- Written request -
All of the data that follows should be retyped exactly, please, except the pictures.

- Data excerpts -

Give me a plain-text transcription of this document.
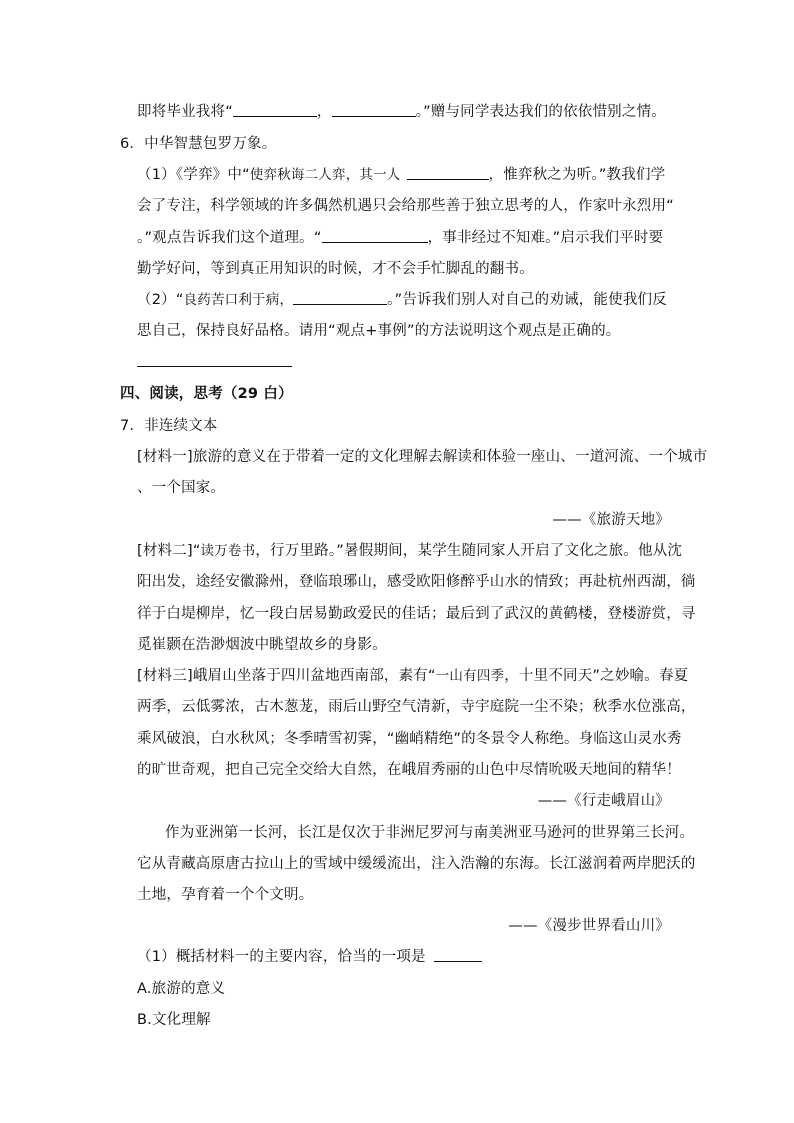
即将毕业我将“	，	。”赠与同学表达我们的依依惜别之情。
6．中华智慧包罗万象。
（1）《学弈》中“使弈秋诲二人弈，其一人	，惟弈秋之为听。”教我们学
会了专注，科学领域的许多偶然机遇只会给那些善于独立思考的人，作家叶永烈用“
。”观点告诉我们这个道理。“	，事非经过不知难。”启示我们平时要
勤学好问，等到真正用知识的时候，才不会手忙脚乱的翻书。
（2）“良药苦口利于病，	。”告诉我们别人对自己的劝诫，能使我们反
思自己，保持良好品格。请用“观点+事例”的方法说明这个观点是正确的。
四、阅读，思考（29 白）
7．非连续文本
[材料一]旅游的意义在于带着一定的文化理解去解读和体验一座山、一道河流、一个城市
、一个国家。
——《旅游天地》
[材料二]“读万卷书，行万里路。”暑假期间，某学生随同家人开启了文化之旅。他从沈
阳出发，途经安徽滁州，登临琅琊山，感受欧阳修醉乎山水的情致；再赴杭州西湖，徜
徉于白堤柳岸，忆一段白居易勤政爱民的佳话；最后到了武汉的黄鹤楼，登楼游赏，寻
觅崔颢在浩渺烟波中眺望故乡的身影。
[材料三]峨眉山坐落于四川盆地西南部，素有“一山有四季，十里不同天”之妙喻。春夏
两季，云低雾浓，古木葱茏，雨后山野空气清新，寺宇庭院一尘不染；秋季水位涨高，
乘风破浪，白水秋风；冬季晴雪初霁，“幽峭精绝”的冬景令人称绝。身临这山灵水秀
的旷世奇观，把自己完全交给大自然，在峨眉秀丽的山色中尽情吮吸天地间的精华！
——《行走峨眉山》
作为亚洲第一长河，长江是仅次于非洲尼罗河与南美洲亚马逊河的世界第三长河。
它从青藏高原唐古拉山上的雪域中缓缓流出，注入浩瀚的东海。长江滋润着两岸肥沃的
土地，孕育着一个个文明。
——《漫步世界看山川》
（1）概括材料一的主要内容，恰当的一项是
A.旅游的意义
B.文化理解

- Task output -
Give me a plain-text transcription of this document.
即将毕业我将“	，	。”赠与同学表达我们的依依惜别之情。
6．中华智慧包罗万象。
（1）《学弈》中“使弈秋诲二人弈，其一人	，惟弈秋之为听。”教我们学
会了专注，科学领域的许多偶然机遇只会给那些善于独立思考的人，作家叶永烈用“
。”观点告诉我们这个道理。“	，事非经过不知难。”启示我们平时要
勤学好问，等到真正用知识的时候，才不会手忙脚乱的翻书。
（2）“良药苦口利于病，	。”告诉我们别人对自己的劝诫，能使我们反
思自己，保持良好品格。请用“观点+事例”的方法说明这个观点是正确的。
四、阅读，思考（29 白）
7．非连续文本
[材料一]旅游的意义在于带着一定的文化理解去解读和体验一座山、一道河流、一个城市
、一个国家。
——《旅游天地》
[材料二]“读万卷书，行万里路。”暑假期间，某学生随同家人开启了文化之旅。他从沈
阳出发，途经安徽滁州，登临琅琊山，感受欧阳修醉乎山水的情致；再赴杭州西湖，徜
徉于白堤柳岸，忆一段白居易勤政爱民的佳话；最后到了武汉的黄鹤楼，登楼游赏，寻
觅崔颢在浩渺烟波中眺望故乡的身影。
[材料三]峨眉山坐落于四川盆地西南部，素有“一山有四季，十里不同天”之妙喻。春夏
两季，云低雾浓，古木葱茏，雨后山野空气清新，寺宇庭院一尘不染；秋季水位涨高，
乘风破浪，白水秋风；冬季晴雪初霁，“幽峭精绝”的冬景令人称绝。身临这山灵水秀
的旷世奇观，把自己完全交给大自然，在峨眉秀丽的山色中尽情吮吸天地间的精华！
——《行走峨眉山》
作为亚洲第一长河，长江是仅次于非洲尼罗河与南美洲亚马逊河的世界第三长河。
它从青藏高原唐古拉山上的雪域中缓缓流出，注入浩瀚的东海。长江滋润着两岸肥沃的
土地，孕育着一个个文明。
——《漫步世界看山川》
（1）概括材料一的主要内容，恰当的一项是
A.旅游的意义
B.文化理解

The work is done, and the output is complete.